Der Erfolg ist den Festivalmachern zu gönnen, denn der Auftakt war ein Flop.
"Der Jüdische Krieg" ist ein Meisterwerk des klassischen Altertums. Sein Verfasser, Flavius Josephus, wurde als Sohn einer vornehmen jüdischen Familie geboren, nahm am Aufstand gegen die Römer teil, wurde gefangen genommen, ein Günstling Vespasians und beobachtete als Augenzeuge den Feldzug. Er nahm den Hausnamen der Flavier an und schrieb seine Beobachtungen und Reflexionen nieder: über den Aufstand der Juden, dessen Niederschlagung durch die Römer, die Belagerung Jerusalems, die Zerstörung der Stadt, des Tempels und das Nachspiel in Massadah.

Daten zur Vorhersage von Begrenzungsrahmen:

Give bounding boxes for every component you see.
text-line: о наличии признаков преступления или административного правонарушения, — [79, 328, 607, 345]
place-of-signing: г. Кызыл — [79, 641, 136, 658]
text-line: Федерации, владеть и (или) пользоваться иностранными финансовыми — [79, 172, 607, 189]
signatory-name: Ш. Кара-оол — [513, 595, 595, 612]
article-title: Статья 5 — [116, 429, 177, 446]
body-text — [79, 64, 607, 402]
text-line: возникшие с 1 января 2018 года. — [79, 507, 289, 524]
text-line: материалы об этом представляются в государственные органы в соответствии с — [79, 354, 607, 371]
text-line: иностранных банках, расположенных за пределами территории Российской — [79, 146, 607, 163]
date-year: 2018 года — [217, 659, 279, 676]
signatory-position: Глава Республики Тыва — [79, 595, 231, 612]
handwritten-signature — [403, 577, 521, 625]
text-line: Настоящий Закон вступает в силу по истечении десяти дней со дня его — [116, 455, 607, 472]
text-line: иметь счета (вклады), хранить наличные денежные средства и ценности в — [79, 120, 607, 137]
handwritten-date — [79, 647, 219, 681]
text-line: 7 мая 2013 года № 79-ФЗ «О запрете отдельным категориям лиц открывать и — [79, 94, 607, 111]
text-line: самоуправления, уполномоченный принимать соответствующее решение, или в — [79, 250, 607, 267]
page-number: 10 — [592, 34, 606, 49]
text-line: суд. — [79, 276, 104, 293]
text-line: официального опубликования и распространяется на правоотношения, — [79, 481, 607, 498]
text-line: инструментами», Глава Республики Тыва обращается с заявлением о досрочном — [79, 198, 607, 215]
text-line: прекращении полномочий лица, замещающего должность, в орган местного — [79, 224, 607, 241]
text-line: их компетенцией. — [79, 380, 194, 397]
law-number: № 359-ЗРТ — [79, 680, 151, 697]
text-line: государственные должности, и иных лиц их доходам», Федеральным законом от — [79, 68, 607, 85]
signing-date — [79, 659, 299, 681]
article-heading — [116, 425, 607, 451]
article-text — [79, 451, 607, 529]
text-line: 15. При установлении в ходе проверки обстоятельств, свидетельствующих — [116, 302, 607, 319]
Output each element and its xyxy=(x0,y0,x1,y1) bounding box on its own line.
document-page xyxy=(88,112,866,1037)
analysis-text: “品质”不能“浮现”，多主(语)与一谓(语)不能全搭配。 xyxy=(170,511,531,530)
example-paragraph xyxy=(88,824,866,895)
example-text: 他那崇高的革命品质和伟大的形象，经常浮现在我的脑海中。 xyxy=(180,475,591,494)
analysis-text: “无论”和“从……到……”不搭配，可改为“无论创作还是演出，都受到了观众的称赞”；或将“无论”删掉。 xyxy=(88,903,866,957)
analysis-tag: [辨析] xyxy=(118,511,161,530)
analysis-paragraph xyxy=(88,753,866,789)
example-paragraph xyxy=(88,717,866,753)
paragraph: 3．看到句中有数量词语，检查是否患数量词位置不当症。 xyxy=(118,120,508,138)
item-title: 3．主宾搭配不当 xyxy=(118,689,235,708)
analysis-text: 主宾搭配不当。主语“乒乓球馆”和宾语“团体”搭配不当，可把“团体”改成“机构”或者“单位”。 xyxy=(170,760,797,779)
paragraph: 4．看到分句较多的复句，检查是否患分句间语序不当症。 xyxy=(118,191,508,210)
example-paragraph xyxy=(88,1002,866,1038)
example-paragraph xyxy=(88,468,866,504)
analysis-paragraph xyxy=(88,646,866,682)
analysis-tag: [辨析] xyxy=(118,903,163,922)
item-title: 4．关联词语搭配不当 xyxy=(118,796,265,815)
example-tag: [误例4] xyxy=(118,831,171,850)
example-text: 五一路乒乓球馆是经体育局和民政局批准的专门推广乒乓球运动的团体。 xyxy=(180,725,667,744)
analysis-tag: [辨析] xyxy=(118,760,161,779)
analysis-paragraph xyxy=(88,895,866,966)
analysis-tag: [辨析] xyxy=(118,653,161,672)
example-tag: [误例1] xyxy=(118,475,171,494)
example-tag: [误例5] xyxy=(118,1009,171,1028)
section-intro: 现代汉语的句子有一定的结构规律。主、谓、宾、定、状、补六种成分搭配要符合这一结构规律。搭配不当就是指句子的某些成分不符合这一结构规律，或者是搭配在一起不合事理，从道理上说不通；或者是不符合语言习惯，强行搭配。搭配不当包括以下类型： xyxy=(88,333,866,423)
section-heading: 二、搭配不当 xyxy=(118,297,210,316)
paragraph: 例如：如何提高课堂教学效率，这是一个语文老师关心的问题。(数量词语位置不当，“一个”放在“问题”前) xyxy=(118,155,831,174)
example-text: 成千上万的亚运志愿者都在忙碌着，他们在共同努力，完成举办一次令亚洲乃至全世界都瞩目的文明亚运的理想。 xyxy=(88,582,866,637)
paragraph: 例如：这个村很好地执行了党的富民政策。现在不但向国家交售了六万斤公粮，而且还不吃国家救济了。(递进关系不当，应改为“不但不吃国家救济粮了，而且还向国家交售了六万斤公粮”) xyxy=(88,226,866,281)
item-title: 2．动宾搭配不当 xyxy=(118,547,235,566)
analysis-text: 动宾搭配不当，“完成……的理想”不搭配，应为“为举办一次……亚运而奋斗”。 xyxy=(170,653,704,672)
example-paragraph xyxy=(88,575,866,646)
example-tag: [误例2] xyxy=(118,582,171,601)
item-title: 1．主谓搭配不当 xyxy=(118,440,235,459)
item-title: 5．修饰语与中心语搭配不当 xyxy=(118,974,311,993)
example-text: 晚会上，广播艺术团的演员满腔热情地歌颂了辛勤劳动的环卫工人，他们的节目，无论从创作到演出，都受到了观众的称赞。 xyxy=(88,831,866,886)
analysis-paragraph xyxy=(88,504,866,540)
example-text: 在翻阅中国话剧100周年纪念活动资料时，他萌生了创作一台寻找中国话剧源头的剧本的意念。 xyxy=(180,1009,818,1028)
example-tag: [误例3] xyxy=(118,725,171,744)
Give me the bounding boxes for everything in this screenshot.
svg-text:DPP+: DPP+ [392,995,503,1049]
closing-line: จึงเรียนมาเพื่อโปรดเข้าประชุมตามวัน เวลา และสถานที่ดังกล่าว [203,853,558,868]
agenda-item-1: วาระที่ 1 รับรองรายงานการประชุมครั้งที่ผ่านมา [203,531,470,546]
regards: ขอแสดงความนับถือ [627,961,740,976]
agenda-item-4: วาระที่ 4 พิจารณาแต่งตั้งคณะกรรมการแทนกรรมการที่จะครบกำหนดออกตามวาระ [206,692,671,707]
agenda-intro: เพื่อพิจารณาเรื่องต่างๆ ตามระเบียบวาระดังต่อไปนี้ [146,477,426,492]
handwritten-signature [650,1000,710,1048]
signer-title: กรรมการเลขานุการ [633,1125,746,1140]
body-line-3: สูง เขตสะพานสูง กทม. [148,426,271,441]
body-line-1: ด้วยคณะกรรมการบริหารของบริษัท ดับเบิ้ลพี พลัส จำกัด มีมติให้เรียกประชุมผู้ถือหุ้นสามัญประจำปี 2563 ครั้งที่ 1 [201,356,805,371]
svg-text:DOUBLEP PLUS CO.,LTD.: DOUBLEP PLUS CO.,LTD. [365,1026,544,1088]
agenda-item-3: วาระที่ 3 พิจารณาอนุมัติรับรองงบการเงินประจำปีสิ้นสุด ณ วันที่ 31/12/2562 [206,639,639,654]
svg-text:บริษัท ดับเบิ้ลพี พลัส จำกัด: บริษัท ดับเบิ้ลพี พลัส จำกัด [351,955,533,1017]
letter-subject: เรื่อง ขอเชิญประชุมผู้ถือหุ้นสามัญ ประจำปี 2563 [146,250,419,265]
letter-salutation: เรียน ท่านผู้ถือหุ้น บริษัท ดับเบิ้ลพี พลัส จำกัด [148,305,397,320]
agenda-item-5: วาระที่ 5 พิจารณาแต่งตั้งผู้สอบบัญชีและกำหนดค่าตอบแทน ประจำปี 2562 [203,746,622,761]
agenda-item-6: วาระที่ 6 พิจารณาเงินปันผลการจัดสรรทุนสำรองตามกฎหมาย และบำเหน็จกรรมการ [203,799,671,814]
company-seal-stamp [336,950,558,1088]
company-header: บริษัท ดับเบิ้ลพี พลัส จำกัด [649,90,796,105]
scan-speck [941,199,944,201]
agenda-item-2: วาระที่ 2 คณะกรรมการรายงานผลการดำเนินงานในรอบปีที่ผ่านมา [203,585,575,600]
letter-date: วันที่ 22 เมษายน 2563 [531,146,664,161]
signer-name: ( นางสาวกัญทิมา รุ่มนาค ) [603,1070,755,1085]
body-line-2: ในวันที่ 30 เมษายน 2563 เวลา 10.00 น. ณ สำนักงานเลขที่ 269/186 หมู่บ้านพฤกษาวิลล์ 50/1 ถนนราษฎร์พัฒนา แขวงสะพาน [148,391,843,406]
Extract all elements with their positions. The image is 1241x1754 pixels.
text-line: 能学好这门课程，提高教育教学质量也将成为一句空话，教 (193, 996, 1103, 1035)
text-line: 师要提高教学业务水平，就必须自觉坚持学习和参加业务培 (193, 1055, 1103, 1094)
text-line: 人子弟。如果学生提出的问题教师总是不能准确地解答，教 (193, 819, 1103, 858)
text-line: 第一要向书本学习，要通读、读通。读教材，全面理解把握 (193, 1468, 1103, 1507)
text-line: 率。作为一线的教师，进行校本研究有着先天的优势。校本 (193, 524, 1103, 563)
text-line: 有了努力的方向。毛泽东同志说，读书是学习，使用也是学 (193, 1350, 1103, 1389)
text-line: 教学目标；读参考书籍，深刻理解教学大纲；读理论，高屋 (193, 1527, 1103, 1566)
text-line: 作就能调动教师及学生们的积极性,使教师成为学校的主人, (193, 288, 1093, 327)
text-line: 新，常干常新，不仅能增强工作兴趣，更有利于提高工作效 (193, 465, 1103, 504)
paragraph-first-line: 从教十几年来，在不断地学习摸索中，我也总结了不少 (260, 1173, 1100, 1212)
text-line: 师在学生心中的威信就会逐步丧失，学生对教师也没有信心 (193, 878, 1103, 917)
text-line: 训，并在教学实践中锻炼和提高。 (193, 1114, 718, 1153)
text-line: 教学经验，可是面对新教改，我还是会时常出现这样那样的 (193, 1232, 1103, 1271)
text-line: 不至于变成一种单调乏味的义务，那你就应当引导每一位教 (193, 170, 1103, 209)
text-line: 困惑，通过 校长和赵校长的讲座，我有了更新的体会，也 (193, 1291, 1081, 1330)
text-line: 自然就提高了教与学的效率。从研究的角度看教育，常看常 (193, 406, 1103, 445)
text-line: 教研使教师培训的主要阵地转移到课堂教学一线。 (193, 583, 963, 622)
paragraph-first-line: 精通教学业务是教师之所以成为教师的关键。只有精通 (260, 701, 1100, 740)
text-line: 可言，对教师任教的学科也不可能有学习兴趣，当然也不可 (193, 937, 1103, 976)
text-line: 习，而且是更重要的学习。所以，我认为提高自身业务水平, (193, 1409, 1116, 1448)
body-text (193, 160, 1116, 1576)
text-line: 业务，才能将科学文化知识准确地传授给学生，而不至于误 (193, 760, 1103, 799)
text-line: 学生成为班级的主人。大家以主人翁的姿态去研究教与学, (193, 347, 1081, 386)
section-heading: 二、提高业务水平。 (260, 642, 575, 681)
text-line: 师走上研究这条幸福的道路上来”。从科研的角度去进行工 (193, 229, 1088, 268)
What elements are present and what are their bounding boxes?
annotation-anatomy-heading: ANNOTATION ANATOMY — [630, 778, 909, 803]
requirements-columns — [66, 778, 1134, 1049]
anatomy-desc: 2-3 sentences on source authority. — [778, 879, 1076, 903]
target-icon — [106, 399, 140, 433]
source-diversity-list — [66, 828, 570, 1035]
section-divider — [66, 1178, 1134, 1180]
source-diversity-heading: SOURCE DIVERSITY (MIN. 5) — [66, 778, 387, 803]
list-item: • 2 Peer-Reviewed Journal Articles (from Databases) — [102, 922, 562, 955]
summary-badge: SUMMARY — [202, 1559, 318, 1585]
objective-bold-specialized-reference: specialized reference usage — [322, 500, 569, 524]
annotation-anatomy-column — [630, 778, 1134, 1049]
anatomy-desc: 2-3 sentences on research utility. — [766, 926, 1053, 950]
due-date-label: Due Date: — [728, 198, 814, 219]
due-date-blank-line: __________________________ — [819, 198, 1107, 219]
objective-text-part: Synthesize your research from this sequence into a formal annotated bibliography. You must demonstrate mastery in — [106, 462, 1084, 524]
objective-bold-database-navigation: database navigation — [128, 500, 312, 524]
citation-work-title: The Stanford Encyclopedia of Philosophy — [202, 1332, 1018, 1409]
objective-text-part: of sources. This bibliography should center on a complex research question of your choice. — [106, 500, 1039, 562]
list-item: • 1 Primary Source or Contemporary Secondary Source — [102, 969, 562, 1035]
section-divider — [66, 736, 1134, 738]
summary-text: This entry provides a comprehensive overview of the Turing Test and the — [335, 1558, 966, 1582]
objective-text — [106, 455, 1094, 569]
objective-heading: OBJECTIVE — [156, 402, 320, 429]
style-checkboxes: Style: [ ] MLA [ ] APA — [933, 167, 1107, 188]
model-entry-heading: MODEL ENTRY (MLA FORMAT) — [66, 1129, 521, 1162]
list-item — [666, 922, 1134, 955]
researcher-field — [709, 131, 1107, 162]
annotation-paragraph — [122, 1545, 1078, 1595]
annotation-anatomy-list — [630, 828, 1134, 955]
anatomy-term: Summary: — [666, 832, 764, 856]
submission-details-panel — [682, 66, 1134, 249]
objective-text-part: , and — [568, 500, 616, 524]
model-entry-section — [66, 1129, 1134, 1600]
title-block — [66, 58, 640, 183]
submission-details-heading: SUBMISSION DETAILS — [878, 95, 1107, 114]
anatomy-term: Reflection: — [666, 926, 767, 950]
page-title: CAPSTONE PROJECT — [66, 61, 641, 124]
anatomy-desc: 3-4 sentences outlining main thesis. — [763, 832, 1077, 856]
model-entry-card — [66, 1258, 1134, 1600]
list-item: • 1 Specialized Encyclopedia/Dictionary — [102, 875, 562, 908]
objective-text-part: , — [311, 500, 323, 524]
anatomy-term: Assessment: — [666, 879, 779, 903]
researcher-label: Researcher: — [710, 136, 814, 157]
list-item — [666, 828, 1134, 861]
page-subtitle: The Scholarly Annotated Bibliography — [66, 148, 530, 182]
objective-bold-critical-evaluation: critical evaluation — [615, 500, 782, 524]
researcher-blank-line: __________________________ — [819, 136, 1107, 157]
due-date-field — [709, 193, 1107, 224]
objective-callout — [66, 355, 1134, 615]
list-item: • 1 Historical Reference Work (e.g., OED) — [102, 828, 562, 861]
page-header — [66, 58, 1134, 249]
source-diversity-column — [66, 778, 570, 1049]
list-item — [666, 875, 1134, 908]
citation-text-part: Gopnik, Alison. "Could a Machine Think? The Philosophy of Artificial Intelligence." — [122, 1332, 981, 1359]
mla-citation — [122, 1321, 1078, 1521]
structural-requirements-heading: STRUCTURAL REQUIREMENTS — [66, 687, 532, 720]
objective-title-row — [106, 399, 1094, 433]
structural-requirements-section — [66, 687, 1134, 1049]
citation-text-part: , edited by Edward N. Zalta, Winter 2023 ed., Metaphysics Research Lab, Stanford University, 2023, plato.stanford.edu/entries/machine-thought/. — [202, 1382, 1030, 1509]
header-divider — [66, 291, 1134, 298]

**Aufgabe 1:**
Erklären Sie anhand des vorliegenden Textes in ein bis drei Sätzen, weshalb man den Festivalmachern den Erfolg gönnen kann.
**Aufgabe 2:**
Welchen Namen nahm Flavius Josephus laut dem vorliegenden Text an?
**Aufgabe 3:**
Schreiben Sie aus dem vorliegenden Text die Stelle von „Der Erfolg ist“ bis einschließlich „Nachspiel in Massadah.“ ab.

**Erwartete Antwort 1:**
Den Festivalmachern ist der Erfolg zu gönnen, weil der Auftakt ein Flop war.

**Erwartete Antwort 2:**
Er nahm den Hausnamen der Flavier an.

**Erwartete Antwort 3:**
Der Erfolg ist den Festivalmachern zu gönnen, denn der Auftakt war ein Flop.
"Der Jüdische Krieg" ist ein Meisterwerk des klassischen Altertums. Sein Verfasser, Flavius Josephus, wurde als Sohn einer vornehmen jüdischen Familie geboren, nahm am Aufstand gegen die Römer teil, wurde gefangen genommen, ein Günstling Vespasians und beobachtete als Augenzeuge den Feldzug. Er nahm den Hausnamen der Flavier an und schrieb seine Beobachtungen und Reflexionen nieder: über den Aufstand der Juden, dessen Niederschlagung durch die Römer, die Belagerung Jerusalems, die Zerstörung der Stadt, des Tempels und das Nachspiel in Massadah.